» Problem description
Seek out every line containing the word "špeciálny", and copy each.

» Given records
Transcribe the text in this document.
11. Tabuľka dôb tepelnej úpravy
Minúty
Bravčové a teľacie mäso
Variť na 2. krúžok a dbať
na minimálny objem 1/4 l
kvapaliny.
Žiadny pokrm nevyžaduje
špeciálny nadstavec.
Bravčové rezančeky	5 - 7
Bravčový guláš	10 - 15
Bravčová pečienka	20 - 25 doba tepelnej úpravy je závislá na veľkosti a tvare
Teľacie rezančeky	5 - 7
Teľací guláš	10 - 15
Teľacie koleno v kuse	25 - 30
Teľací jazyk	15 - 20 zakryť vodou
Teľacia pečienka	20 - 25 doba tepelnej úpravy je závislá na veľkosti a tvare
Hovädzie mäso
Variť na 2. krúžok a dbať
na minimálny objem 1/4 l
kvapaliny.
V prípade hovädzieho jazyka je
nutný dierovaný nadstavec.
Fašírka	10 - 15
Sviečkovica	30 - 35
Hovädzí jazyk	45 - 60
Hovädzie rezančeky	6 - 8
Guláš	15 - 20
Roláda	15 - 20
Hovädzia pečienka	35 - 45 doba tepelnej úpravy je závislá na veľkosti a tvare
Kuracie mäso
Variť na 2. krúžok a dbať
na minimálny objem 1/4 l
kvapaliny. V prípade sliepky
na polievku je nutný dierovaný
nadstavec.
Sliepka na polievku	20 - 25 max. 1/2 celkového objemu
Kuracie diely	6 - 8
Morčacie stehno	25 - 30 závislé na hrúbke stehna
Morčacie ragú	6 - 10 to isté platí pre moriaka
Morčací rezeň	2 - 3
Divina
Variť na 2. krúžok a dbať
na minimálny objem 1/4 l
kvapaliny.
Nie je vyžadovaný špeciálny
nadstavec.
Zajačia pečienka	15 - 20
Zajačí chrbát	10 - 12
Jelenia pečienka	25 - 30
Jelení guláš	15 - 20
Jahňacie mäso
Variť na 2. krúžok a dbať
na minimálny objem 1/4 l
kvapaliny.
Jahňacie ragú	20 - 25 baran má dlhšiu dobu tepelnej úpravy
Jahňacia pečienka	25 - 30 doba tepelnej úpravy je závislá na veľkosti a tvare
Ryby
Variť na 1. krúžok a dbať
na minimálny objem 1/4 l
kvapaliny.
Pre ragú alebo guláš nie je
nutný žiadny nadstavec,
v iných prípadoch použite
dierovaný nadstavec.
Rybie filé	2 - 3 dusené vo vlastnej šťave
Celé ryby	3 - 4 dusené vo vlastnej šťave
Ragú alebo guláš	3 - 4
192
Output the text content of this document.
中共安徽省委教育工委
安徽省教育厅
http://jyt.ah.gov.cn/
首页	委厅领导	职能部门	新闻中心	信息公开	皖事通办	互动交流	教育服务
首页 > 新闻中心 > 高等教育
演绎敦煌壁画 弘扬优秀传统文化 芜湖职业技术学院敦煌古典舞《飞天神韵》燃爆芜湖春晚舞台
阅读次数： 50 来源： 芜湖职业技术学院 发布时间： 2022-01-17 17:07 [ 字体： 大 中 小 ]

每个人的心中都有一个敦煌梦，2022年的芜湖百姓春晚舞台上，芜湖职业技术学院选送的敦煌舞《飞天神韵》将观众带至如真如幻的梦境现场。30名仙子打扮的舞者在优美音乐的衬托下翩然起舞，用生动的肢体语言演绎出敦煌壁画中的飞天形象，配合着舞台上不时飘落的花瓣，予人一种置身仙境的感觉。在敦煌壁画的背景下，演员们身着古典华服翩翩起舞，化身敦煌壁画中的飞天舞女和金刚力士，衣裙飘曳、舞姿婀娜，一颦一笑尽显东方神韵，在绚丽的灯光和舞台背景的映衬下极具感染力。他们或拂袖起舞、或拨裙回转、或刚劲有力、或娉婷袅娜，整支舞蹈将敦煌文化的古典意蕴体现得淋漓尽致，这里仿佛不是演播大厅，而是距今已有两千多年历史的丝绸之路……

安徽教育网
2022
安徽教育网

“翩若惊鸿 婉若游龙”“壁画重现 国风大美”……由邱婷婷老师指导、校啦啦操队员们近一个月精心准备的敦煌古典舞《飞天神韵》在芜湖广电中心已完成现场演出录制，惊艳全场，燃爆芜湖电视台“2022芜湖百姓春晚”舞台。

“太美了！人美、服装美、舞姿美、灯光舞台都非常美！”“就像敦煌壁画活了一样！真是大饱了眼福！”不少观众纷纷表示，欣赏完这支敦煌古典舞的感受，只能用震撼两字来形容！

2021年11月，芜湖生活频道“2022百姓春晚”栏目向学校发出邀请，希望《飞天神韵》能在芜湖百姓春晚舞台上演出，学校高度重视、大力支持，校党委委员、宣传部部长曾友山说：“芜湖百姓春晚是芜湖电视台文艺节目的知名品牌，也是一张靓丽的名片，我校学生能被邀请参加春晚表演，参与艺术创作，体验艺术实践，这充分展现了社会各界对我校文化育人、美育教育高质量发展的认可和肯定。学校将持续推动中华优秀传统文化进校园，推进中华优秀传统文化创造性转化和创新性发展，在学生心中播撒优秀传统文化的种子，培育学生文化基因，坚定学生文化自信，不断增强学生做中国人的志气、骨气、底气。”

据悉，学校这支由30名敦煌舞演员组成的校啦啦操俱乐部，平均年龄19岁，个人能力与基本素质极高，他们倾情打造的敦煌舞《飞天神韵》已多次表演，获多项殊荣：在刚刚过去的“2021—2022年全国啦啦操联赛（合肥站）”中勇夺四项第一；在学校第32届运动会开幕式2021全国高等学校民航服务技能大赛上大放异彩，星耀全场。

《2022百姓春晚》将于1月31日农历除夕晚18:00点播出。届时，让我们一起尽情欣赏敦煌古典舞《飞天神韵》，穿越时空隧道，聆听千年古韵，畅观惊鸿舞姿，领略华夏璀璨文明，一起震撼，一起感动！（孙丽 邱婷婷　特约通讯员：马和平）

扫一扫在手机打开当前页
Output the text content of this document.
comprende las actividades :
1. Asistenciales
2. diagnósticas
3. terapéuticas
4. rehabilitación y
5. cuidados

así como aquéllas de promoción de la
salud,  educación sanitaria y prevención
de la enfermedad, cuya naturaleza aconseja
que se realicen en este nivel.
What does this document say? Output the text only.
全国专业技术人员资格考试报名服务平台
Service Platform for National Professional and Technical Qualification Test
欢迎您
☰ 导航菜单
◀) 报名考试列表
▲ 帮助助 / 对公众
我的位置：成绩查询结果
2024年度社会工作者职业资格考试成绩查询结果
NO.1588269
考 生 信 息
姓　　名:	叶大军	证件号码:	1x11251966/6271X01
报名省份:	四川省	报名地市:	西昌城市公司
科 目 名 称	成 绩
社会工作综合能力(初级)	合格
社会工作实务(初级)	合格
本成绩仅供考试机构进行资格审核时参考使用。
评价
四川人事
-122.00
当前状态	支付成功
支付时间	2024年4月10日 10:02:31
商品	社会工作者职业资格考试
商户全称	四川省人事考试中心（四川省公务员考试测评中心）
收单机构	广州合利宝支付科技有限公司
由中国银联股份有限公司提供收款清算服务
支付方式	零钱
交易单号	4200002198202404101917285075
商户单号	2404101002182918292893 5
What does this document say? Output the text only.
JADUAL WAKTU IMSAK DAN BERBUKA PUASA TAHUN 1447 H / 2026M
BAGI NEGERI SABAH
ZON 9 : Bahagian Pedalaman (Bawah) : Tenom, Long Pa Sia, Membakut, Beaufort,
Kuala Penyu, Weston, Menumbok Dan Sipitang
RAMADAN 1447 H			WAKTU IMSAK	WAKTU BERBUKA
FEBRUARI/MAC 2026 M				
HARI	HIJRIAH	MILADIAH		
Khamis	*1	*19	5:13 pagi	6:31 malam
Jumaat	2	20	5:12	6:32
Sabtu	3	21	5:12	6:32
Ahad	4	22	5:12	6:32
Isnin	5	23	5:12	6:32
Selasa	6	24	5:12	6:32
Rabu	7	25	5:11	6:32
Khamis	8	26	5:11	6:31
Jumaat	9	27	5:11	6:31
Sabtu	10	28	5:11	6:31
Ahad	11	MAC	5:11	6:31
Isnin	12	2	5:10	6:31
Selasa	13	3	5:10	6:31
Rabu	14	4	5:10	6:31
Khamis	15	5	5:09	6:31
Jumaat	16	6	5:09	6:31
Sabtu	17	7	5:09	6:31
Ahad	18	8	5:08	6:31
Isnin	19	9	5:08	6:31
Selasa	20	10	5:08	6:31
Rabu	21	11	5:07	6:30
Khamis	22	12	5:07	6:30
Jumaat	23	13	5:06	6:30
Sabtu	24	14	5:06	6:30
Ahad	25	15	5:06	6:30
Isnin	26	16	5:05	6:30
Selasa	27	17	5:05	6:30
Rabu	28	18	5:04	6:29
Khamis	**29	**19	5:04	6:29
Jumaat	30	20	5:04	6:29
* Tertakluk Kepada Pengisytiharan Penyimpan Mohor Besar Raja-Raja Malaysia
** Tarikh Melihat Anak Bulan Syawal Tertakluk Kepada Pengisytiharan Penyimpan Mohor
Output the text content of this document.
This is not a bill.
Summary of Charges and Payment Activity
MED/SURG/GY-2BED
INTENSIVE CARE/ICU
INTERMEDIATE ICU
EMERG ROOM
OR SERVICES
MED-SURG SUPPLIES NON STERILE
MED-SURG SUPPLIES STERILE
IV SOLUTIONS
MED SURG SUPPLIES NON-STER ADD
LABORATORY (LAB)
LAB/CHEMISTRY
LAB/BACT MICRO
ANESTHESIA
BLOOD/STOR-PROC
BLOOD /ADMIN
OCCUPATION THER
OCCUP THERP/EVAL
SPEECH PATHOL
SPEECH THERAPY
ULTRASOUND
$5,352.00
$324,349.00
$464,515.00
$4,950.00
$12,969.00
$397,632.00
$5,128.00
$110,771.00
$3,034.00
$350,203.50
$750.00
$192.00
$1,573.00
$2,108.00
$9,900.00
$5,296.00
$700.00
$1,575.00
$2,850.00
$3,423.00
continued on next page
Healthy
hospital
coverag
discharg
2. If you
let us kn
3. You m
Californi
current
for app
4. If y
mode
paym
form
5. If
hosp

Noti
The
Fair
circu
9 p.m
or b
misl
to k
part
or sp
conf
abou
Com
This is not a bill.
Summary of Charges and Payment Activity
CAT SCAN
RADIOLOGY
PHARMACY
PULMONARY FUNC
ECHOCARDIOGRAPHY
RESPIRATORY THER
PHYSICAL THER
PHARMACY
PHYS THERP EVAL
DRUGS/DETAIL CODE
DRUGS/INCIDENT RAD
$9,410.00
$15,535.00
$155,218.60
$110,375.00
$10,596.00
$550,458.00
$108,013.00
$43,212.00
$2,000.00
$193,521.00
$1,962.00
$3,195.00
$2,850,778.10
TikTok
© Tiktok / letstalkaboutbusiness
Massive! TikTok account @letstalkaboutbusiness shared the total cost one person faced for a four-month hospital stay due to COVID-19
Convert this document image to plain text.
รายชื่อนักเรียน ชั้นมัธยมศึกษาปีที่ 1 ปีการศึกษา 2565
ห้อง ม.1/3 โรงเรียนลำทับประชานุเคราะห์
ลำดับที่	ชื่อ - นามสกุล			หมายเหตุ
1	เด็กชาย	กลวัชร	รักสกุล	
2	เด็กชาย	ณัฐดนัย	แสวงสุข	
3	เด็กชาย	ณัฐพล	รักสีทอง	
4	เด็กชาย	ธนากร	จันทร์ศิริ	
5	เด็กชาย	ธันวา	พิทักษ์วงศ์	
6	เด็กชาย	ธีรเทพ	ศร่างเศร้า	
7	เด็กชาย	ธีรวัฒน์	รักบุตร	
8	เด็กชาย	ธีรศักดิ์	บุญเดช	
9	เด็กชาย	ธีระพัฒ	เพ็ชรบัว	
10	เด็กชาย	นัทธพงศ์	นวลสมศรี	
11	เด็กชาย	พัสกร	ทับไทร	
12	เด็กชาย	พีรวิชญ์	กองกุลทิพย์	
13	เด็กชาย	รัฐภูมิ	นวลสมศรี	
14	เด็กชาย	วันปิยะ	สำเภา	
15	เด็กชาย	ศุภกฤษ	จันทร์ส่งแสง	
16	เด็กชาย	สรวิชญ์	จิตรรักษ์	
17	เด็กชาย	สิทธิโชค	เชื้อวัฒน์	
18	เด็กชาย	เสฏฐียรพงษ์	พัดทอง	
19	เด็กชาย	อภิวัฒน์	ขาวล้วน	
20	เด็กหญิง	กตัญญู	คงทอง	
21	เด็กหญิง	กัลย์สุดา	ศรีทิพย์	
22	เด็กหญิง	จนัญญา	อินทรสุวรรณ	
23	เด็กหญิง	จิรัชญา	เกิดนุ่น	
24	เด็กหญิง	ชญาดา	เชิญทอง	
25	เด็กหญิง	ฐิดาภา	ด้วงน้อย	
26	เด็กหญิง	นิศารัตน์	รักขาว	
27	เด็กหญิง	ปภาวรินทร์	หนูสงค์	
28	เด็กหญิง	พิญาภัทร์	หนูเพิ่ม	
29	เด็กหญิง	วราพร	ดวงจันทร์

» Full answer
špeciálny nadstavec.
Nie je vyžadovaný špeciálny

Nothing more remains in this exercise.